◆ **Work to do**
Write the data below out exactly as it stands. Do not include the pictures.

== Data records ==

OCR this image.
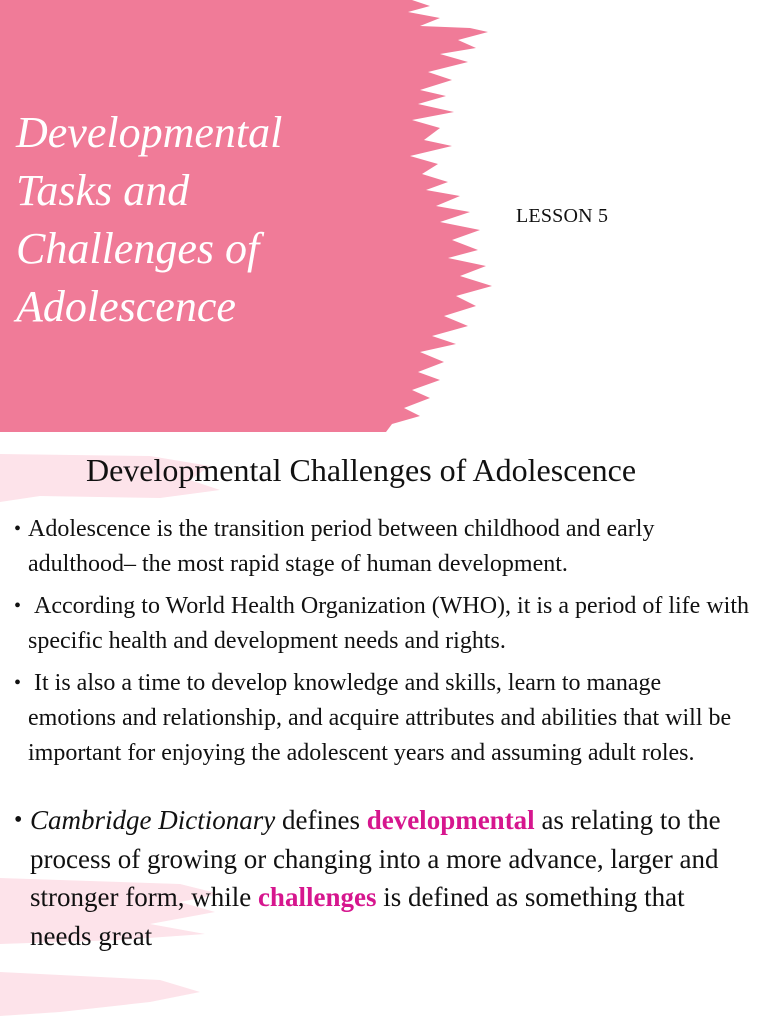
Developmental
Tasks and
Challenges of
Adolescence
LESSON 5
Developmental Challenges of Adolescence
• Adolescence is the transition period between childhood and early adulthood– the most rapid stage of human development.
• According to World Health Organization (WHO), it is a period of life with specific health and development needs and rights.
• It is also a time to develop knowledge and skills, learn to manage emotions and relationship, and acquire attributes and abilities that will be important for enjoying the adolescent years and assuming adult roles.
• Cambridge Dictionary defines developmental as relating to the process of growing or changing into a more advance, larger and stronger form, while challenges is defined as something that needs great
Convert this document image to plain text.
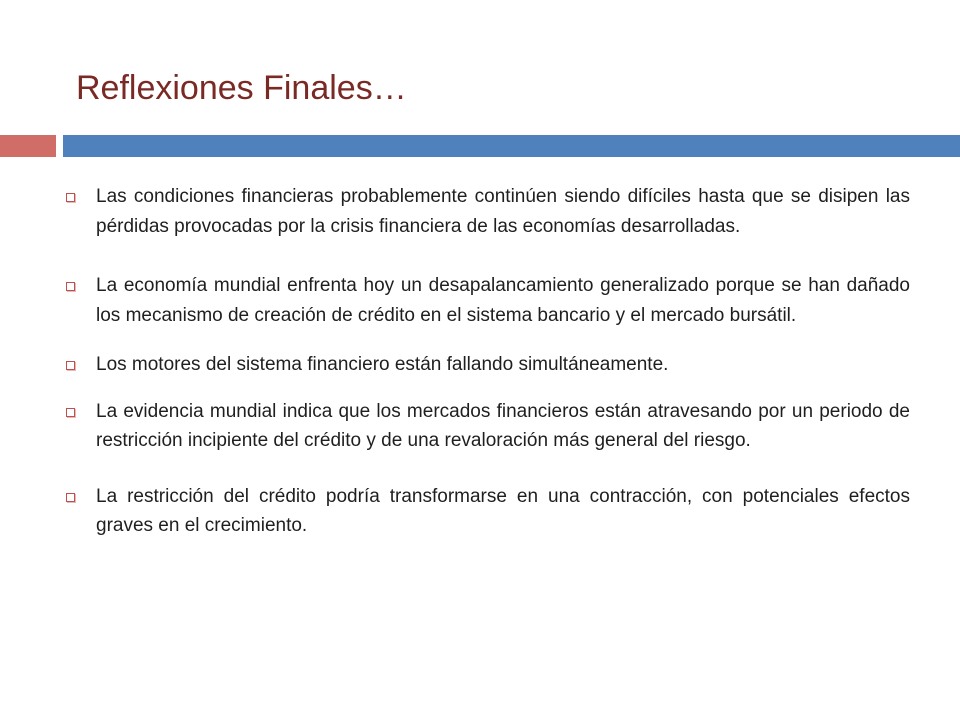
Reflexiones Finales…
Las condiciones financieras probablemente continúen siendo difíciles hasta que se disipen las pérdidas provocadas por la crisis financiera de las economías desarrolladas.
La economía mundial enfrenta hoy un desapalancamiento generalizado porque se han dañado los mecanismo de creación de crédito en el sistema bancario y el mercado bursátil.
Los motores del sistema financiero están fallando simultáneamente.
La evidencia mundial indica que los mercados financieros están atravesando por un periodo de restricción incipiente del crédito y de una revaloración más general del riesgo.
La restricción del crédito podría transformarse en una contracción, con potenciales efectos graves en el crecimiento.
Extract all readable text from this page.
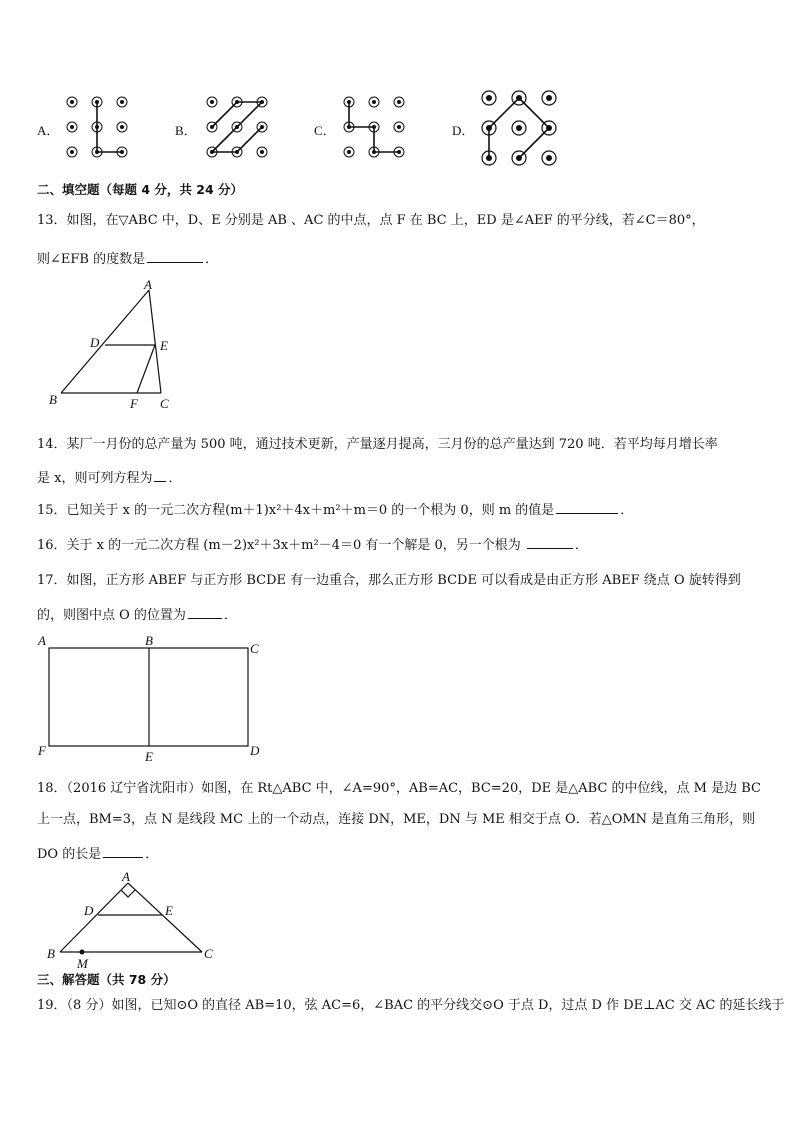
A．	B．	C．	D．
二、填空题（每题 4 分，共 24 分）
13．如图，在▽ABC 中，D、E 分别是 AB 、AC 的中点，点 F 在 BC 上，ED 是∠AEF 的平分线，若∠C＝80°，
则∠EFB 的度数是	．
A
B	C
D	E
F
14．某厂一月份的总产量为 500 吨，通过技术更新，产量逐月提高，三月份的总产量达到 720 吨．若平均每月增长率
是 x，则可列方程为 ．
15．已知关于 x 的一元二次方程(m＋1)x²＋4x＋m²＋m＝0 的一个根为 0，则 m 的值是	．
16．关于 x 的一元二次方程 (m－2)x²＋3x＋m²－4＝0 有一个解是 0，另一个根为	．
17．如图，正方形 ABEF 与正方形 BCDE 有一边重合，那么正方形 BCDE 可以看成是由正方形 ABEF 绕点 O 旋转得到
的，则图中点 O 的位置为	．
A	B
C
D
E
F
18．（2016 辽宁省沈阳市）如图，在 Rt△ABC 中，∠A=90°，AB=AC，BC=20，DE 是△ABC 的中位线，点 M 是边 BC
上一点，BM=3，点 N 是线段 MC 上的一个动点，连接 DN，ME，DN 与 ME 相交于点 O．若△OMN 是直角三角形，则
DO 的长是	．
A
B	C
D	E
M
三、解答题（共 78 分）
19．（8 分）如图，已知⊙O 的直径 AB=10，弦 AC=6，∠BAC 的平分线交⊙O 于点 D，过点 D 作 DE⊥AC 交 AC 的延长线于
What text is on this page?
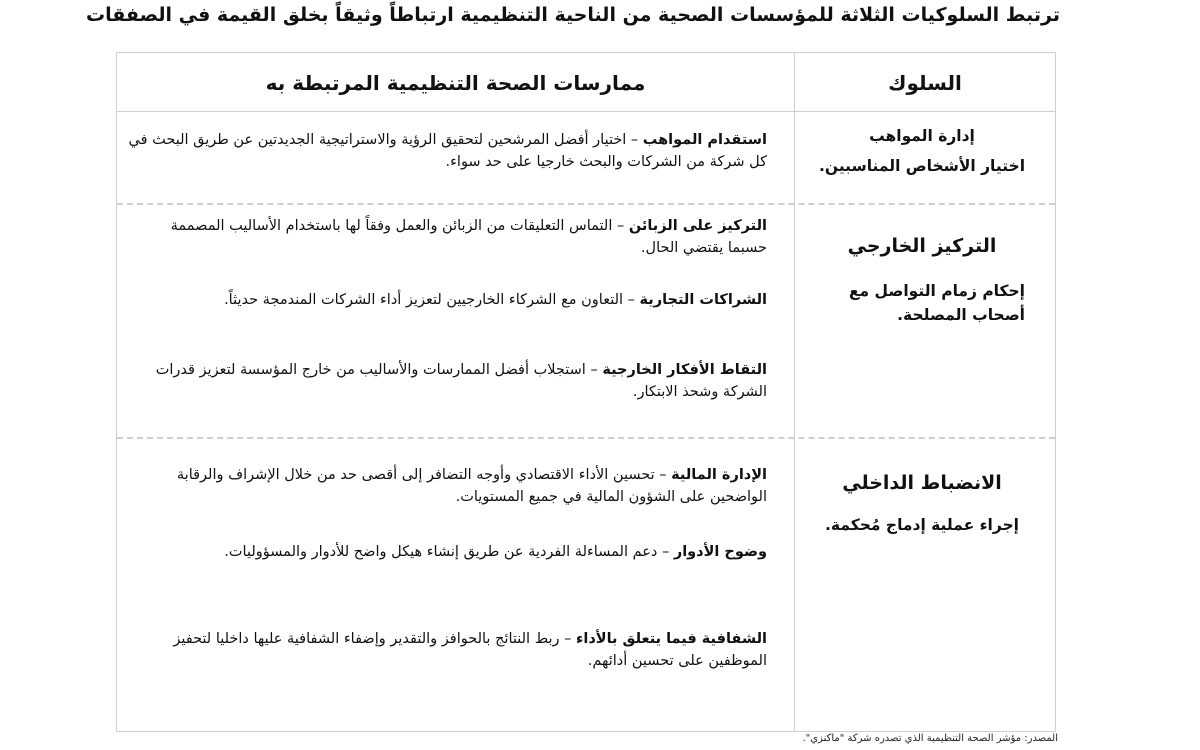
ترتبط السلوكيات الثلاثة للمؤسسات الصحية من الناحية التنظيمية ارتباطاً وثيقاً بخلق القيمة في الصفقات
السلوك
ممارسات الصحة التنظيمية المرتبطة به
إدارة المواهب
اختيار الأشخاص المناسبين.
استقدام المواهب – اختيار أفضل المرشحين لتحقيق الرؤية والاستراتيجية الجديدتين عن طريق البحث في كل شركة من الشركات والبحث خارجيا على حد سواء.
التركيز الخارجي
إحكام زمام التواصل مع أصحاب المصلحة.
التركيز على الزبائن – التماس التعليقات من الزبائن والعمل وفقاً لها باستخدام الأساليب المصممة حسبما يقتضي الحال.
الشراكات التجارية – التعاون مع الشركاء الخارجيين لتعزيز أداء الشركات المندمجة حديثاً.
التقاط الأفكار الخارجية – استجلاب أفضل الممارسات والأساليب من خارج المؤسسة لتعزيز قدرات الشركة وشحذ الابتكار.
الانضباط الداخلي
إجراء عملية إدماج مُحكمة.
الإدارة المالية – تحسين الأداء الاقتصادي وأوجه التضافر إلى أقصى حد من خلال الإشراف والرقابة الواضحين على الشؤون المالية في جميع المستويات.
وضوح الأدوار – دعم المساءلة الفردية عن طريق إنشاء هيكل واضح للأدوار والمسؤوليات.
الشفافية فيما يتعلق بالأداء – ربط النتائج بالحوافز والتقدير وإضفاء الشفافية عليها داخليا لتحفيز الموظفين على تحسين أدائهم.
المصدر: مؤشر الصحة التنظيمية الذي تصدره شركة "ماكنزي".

===

◆ **Answer**
OCR this image.
Developmental
Tasks and
Challenges of
Adolescence
LESSON 5
Developmental Challenges of Adolescence
• Adolescence is the transition period between childhood and early adulthood– the most rapid stage of human development.
• According to World Health Organization (WHO), it is a period of life with specific health and development needs and rights.
• It is also a time to develop knowledge and skills, learn to manage emotions and relationship, and acquire attributes and abilities that will be important for enjoying the adolescent years and assuming adult roles.
• Cambridge Dictionary defines developmental as relating to the process of growing or changing into a more advance, larger and stronger form, while challenges is defined as something that needs great
Convert this document image to plain text.
Reflexiones Finales…
Las condiciones financieras probablemente continúen siendo difíciles hasta que se disipen las pérdidas provocadas por la crisis financiera de las economías desarrolladas.
La economía mundial enfrenta hoy un desapalancamiento generalizado porque se han dañado los mecanismo de creación de crédito en el sistema bancario y el mercado bursátil.
Los motores del sistema financiero están fallando simultáneamente.
La evidencia mundial indica que los mercados financieros están atravesando por un periodo de restricción incipiente del crédito y de una revaloración más general del riesgo.
La restricción del crédito podría transformarse en una contracción, con potenciales efectos graves en el crecimiento.
Extract all readable text from this page.
A．	B．	C．	D．
二、填空题（每题 4 分，共 24 分）
13．如图，在▽ABC 中，D、E 分别是 AB 、AC 的中点，点 F 在 BC 上，ED 是∠AEF 的平分线，若∠C＝80°，
则∠EFB 的度数是	．
A
B	C
D	E
F
14．某厂一月份的总产量为 500 吨，通过技术更新，产量逐月提高，三月份的总产量达到 720 吨．若平均每月增长率
是 x，则可列方程为 ．
15．已知关于 x 的一元二次方程(m＋1)x²＋4x＋m²＋m＝0 的一个根为 0，则 m 的值是	．
16．关于 x 的一元二次方程 (m－2)x²＋3x＋m²－4＝0 有一个解是 0，另一个根为	．
17．如图，正方形 ABEF 与正方形 BCDE 有一边重合，那么正方形 BCDE 可以看成是由正方形 ABEF 绕点 O 旋转得到
的，则图中点 O 的位置为	．
A	B
C
D
E
F
18．（2016 辽宁省沈阳市）如图，在 Rt△ABC 中，∠A=90°，AB=AC，BC=20，DE 是△ABC 的中位线，点 M 是边 BC
上一点，BM=3，点 N 是线段 MC 上的一个动点，连接 DN，ME，DN 与 ME 相交于点 O．若△OMN 是直角三角形，则
DO 的长是	．
A
B	C
D	E
M
三、解答题（共 78 分）
19．（8 分）如图，已知⊙O 的直径 AB=10，弦 AC=6，∠BAC 的平分线交⊙O 于点 D，过点 D 作 DE⊥AC 交 AC 的延长线于
What text is on this page?
ترتبط السلوكيات الثلاثة للمؤسسات الصحية من الناحية التنظيمية ارتباطاً وثيقاً بخلق القيمة في الصفقات
السلوك
ممارسات الصحة التنظيمية المرتبطة به
إدارة المواهب
اختيار الأشخاص المناسبين.
استقدام المواهب – اختيار أفضل المرشحين لتحقيق الرؤية والاستراتيجية الجديدتين عن طريق البحث في كل شركة من الشركات والبحث خارجيا على حد سواء.
التركيز الخارجي
إحكام زمام التواصل مع أصحاب المصلحة.
التركيز على الزبائن – التماس التعليقات من الزبائن والعمل وفقاً لها باستخدام الأساليب المصممة حسبما يقتضي الحال.
الشراكات التجارية – التعاون مع الشركاء الخارجيين لتعزيز أداء الشركات المندمجة حديثاً.
التقاط الأفكار الخارجية – استجلاب أفضل الممارسات والأساليب من خارج المؤسسة لتعزيز قدرات الشركة وشحذ الابتكار.
الانضباط الداخلي
إجراء عملية إدماج مُحكمة.
الإدارة المالية – تحسين الأداء الاقتصادي وأوجه التضافر إلى أقصى حد من خلال الإشراف والرقابة الواضحين على الشؤون المالية في جميع المستويات.
وضوح الأدوار – دعم المساءلة الفردية عن طريق إنشاء هيكل واضح للأدوار والمسؤوليات.
الشفافية فيما يتعلق بالأداء – ربط النتائج بالحوافز والتقدير وإضفاء الشفافية عليها داخليا لتحفيز الموظفين على تحسين أدائهم.
المصدر: مؤشر الصحة التنظيمية الذي تصدره شركة "ماكنزي".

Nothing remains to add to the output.